- [Exercise description] Where a line of the listing below includes the word "Neuville", reproduce that line.

## Begin Data listing

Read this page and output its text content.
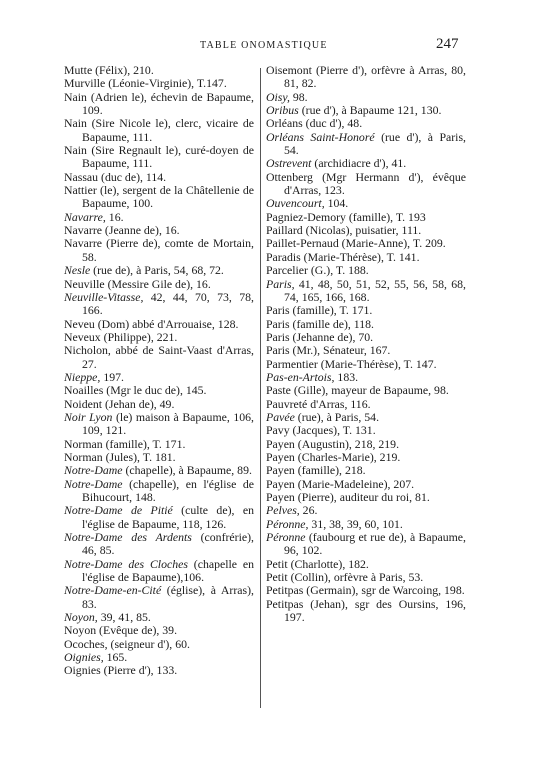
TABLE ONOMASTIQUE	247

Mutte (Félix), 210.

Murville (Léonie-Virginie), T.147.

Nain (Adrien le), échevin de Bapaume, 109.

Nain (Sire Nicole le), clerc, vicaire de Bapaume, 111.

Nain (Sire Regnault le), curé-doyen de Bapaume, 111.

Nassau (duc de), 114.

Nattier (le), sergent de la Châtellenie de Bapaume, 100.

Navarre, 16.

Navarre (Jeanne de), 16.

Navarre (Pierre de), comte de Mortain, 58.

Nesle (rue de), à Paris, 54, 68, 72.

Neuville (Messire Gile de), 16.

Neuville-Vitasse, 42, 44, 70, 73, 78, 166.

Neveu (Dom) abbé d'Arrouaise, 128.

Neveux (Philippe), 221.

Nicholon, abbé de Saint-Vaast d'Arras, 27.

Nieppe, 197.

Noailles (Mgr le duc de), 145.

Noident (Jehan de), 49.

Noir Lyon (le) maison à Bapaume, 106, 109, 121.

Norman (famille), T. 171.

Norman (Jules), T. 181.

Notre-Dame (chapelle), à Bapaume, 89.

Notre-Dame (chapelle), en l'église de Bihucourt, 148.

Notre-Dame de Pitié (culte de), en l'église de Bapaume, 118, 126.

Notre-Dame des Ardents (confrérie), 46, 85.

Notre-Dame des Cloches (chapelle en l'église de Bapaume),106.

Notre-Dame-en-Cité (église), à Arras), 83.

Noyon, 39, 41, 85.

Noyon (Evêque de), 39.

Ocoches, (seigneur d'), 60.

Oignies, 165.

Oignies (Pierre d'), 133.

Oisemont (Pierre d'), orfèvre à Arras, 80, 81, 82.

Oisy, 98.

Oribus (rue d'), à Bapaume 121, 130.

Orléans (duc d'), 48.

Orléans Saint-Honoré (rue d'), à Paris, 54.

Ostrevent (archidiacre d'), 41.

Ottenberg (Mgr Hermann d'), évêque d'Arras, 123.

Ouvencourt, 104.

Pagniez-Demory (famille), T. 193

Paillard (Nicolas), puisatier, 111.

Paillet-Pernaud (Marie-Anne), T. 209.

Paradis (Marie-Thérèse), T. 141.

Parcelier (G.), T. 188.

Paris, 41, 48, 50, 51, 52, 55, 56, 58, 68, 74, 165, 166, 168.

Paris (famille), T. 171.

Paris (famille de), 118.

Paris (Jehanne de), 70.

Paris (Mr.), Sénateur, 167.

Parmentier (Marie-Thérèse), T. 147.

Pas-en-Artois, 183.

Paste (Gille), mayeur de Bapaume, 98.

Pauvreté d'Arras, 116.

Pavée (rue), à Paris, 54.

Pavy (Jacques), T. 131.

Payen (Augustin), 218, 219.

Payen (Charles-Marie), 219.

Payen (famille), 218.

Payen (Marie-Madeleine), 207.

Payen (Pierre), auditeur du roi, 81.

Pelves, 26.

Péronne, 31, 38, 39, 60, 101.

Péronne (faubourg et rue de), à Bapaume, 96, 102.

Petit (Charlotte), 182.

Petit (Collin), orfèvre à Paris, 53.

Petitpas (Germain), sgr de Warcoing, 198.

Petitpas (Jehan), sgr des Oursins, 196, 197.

## End Data listing
## Begin Data listing

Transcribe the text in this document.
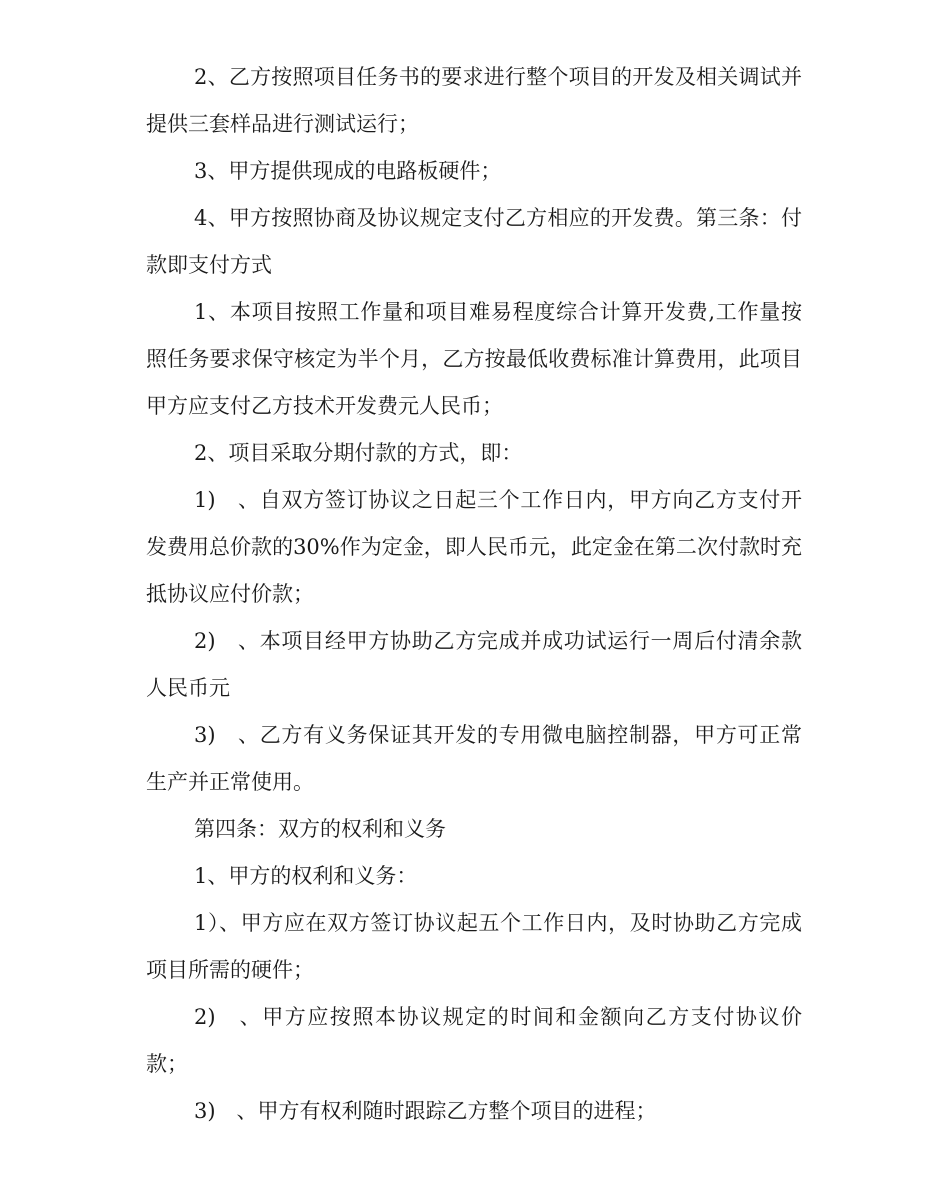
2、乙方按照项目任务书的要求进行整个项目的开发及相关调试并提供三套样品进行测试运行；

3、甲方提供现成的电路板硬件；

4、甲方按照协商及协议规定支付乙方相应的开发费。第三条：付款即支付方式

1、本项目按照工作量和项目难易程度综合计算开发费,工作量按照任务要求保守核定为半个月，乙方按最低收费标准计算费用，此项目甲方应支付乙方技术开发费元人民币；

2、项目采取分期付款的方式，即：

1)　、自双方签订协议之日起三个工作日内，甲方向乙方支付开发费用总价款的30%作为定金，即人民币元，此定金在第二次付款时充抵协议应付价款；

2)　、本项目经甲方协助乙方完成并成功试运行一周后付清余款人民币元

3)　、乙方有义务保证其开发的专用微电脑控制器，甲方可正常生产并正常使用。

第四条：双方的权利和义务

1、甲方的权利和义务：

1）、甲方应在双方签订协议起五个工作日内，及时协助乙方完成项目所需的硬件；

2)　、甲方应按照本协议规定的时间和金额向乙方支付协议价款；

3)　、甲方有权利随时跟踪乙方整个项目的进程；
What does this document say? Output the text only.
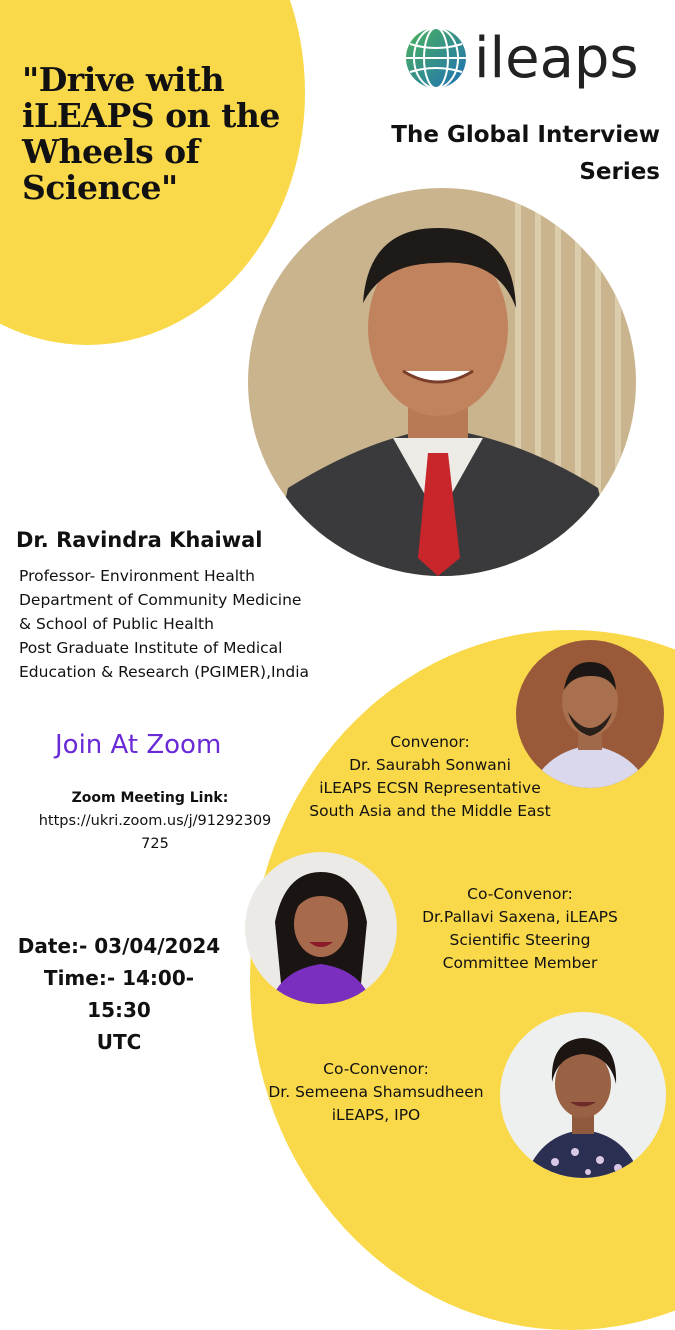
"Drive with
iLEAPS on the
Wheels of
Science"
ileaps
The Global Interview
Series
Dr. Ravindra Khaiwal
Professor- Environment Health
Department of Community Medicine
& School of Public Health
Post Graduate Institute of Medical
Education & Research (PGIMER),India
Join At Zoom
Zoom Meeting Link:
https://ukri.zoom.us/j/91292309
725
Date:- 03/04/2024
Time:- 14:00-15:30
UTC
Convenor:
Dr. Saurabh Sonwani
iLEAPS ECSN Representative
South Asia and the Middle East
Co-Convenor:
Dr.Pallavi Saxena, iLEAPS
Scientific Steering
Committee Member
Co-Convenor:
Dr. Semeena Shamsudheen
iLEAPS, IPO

## End Data listing

- [Answer below]
Neuville (Messire Gile de), 16.
Neuville-Vitasse, 42, 44, 70, 73, 78, 166.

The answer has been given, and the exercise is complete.